WORK TO BE COMPLETED ::
Search the material below for the string "Криница" and list each line that holds it.

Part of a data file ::
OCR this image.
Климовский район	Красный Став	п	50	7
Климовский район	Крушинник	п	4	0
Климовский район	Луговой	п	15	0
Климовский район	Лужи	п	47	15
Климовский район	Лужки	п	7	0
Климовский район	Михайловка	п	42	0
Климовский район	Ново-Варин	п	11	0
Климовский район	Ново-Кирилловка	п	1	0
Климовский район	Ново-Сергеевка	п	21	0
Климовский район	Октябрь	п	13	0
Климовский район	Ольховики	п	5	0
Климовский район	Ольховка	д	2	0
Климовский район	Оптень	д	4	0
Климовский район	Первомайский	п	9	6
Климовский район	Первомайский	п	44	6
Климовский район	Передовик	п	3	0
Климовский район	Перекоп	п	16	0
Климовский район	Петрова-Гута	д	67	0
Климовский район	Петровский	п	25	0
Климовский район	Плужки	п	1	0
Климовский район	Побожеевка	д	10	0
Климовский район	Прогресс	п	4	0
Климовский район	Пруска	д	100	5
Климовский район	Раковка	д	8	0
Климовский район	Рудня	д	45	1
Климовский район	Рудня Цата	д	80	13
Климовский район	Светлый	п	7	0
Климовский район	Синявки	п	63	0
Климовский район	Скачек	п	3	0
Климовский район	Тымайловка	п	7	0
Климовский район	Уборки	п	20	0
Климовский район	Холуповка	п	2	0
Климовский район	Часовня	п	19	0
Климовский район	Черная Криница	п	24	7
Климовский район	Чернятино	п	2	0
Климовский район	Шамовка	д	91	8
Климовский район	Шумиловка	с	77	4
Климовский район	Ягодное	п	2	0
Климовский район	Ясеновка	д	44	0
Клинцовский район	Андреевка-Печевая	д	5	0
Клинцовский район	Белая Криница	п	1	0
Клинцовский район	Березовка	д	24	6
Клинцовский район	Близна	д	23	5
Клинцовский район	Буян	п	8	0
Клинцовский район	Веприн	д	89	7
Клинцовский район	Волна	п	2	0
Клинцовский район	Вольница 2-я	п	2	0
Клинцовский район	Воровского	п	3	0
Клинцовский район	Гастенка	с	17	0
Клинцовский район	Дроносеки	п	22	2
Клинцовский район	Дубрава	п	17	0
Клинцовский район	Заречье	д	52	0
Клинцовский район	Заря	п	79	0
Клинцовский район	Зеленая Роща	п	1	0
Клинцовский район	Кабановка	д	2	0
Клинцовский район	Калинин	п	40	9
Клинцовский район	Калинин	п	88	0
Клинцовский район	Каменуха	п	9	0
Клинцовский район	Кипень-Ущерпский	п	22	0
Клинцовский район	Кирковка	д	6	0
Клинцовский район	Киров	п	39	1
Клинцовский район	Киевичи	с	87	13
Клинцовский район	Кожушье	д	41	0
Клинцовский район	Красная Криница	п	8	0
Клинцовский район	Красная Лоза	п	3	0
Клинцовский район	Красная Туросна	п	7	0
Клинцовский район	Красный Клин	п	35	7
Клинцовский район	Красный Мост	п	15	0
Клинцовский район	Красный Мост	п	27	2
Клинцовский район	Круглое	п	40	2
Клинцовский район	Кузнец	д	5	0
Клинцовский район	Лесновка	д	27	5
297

--

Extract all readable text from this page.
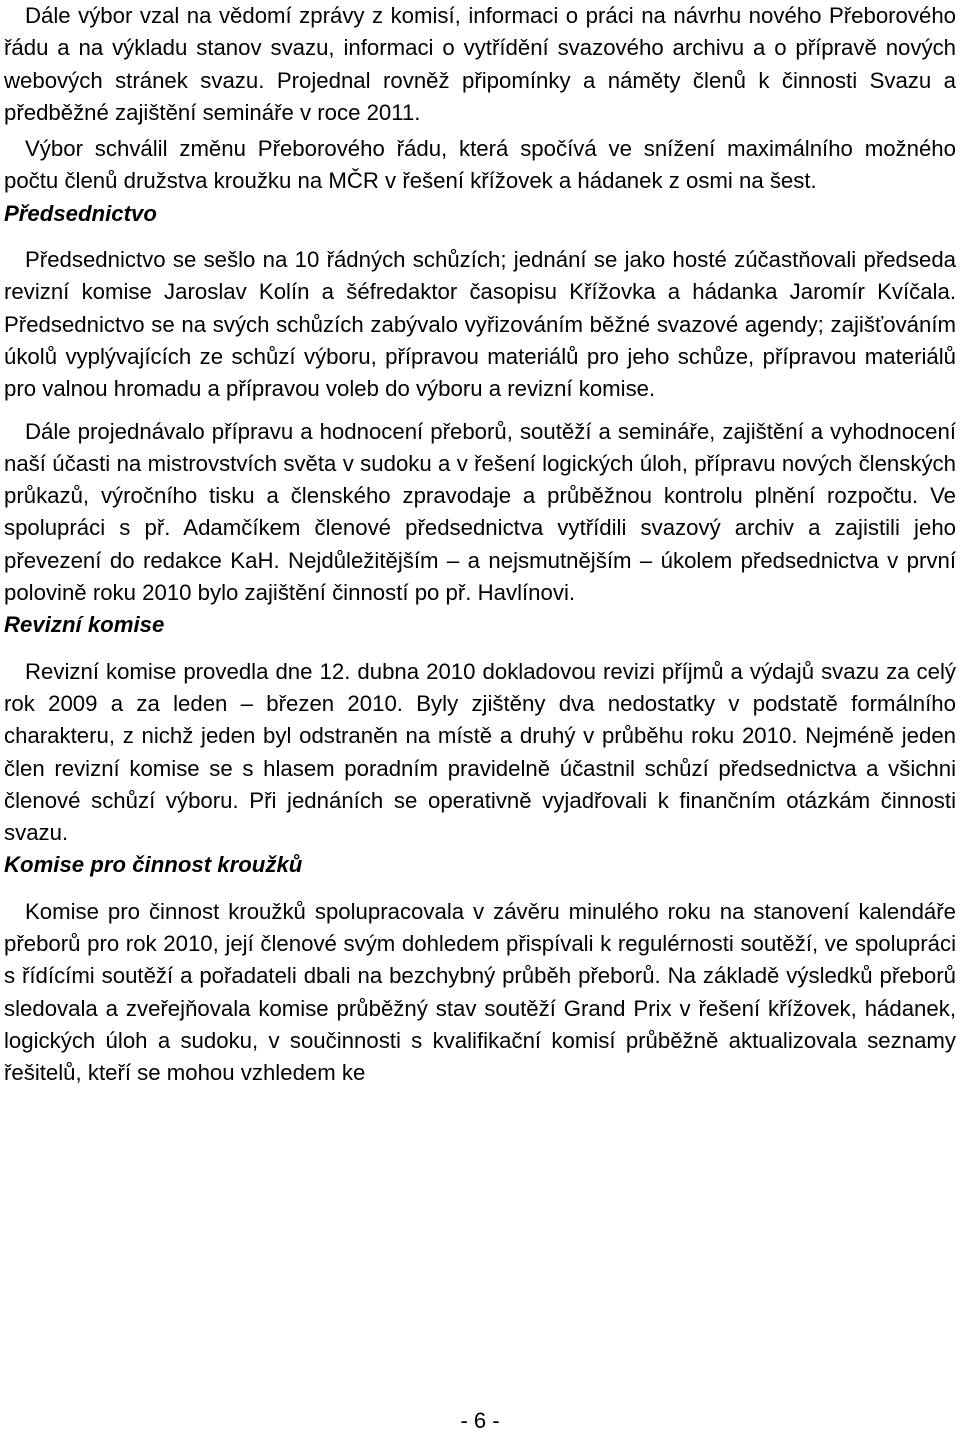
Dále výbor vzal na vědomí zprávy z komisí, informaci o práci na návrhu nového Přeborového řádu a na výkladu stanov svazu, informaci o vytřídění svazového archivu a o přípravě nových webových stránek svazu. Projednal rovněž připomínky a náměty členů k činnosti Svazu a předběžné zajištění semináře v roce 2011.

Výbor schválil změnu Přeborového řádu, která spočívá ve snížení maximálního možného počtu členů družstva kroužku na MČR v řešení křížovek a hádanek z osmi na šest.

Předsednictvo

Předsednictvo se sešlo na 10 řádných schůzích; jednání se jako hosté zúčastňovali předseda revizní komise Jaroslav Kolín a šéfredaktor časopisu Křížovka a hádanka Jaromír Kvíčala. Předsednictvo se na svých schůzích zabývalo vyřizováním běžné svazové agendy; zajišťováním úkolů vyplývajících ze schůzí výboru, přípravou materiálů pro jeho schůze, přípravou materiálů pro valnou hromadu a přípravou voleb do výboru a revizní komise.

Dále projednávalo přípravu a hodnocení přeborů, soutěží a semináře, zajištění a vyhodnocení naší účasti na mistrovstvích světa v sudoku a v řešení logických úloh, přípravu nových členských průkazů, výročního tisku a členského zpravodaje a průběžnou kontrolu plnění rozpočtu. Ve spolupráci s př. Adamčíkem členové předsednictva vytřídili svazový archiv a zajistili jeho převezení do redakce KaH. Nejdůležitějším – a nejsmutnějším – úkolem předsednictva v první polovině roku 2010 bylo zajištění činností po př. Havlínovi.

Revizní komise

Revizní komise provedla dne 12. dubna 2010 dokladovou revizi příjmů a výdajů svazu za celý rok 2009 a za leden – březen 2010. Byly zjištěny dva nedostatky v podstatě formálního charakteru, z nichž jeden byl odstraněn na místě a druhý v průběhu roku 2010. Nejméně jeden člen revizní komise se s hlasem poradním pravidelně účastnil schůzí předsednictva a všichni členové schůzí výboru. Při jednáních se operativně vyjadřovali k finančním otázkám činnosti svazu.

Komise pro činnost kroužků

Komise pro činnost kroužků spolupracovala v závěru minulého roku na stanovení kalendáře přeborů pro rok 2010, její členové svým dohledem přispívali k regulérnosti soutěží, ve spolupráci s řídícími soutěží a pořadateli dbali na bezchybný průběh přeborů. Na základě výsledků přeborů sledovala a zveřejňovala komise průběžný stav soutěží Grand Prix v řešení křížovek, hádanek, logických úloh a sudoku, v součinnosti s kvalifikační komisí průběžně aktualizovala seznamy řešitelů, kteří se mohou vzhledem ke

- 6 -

COMPLETE OUTPUT ::
Климовский район	Черная Криница	п	24	7
Клинцовский район	Белая Криница	п	1	0
Клинцовский район	Красная Криница	п	8	0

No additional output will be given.